* Exercise objective *
Please render every line of the entries below as a JSON list of strings, one string per line, skipping blank lines. Leave the pictures out of the answer.

* Source records *
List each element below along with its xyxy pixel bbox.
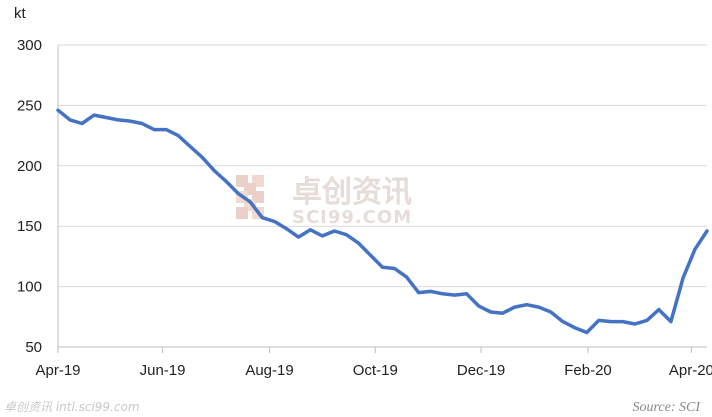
source-label: Source: SCI [632,400,701,415]
x-tick-label: Aug-19 [245,362,293,379]
watermark-corner-text: 卓创资讯 intl.sci99.com [4,400,140,414]
watermark-name-en: SCI99.COM [292,207,412,228]
x-tick-label: Feb-20 [564,362,612,379]
y-tick-label: 300 [17,37,42,54]
watermark-name-cn: 卓创资讯 [292,175,412,210]
x-tick-label: Oct-19 [353,362,398,379]
series-group [56,108,709,335]
y-tick-label: 100 [17,279,42,296]
y-tick-label: 250 [17,97,42,114]
x-tick-label: Jun-19 [140,362,186,379]
x-axis-ticks: Apr-19 Jun-19 Aug-19 Oct-19 Dec-19 Feb-20 Apr-… [35,347,712,379]
y-tick-label: 150 [17,218,42,235]
series-line [56,108,709,335]
y-axis-unit-label: kt [14,5,27,22]
y-axis-ticks: 50 100 150 200 250 300 [17,37,42,356]
x-tick-label: Apr-20 [669,362,712,379]
y-tick-label: 50 [25,339,42,356]
x-tick-label: Apr-19 [35,362,80,379]
grid-lines [58,44,707,288]
axes [57,45,707,348]
watermark-logo-square [236,207,248,219]
y-tick-label: 200 [17,158,42,175]
watermark: 卓创资讯 SCI99.COM [236,175,412,228]
x-tick-label: Dec-19 [457,362,505,379]
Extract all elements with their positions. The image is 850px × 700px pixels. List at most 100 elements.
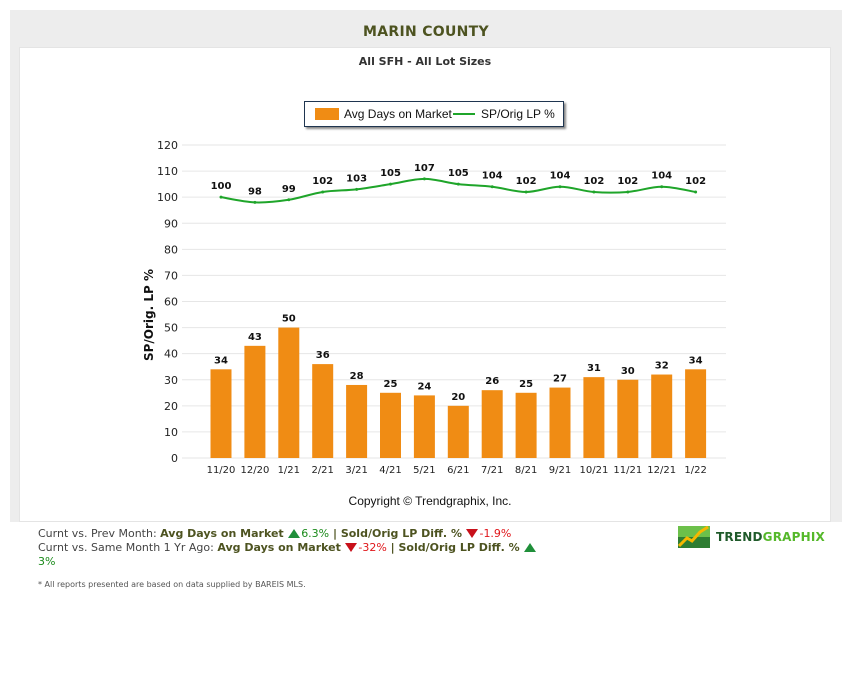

* Response to the task *
[
  "List each element below along with its xyxy pixel bbox.",
  "source-label: Source: SCI [632,400,701,415]",
  "x-tick-label: Aug-19 [245,362,293,379]",
  "watermark-corner-text: 卓创资讯 intl.sci99.com [4,400,140,414]",
  "watermark-name-en: SCI99.COM [292,207,412,228]",
  "x-tick-label: Feb-20 [564,362,612,379]",
  "y-tick-label: 300 [17,37,42,54]",
  "watermark-name-cn: 卓创资讯 [292,175,412,210]",
  "x-tick-label: Oct-19 [353,362,398,379]",
  "series-group [56,108,709,335]",
  "y-tick-label: 100 [17,279,42,296]",
  "y-tick-label: 250 [17,97,42,114]",
  "x-tick-label: Jun-19 [140,362,186,379]",
  "x-axis-ticks: Apr-19 Jun-19 Aug-19 Oct-19 Dec-19 Feb-20 Apr-… [35,347,712,379]",
  "y-tick-label: 150 [17,218,42,235]",
  "series-line [56,108,709,335]",
  "y-axis-unit-label: kt [14,5,27,22]",
  "y-axis-ticks: 50 100 150 200 250 300 [17,37,42,356]",
  "x-tick-label: Apr-20 [669,362,712,379]",
  "y-tick-label: 50 [25,339,42,356]",
  "x-tick-label: Apr-19 [35,362,80,379]",
  "grid-lines [58,44,707,288]",
  "axes [57,45,707,348]",
  "watermark-logo-square [236,207,248,219]",
  "y-tick-label: 200 [17,158,42,175]",
  "watermark: 卓创资讯 SCI99.COM [236,175,412,228]",
  "x-tick-label: Dec-19 [457,362,505,379]",
  "Extract all elements with their positions. The image is 850px × 700px pixels. List at most 100 elements."
]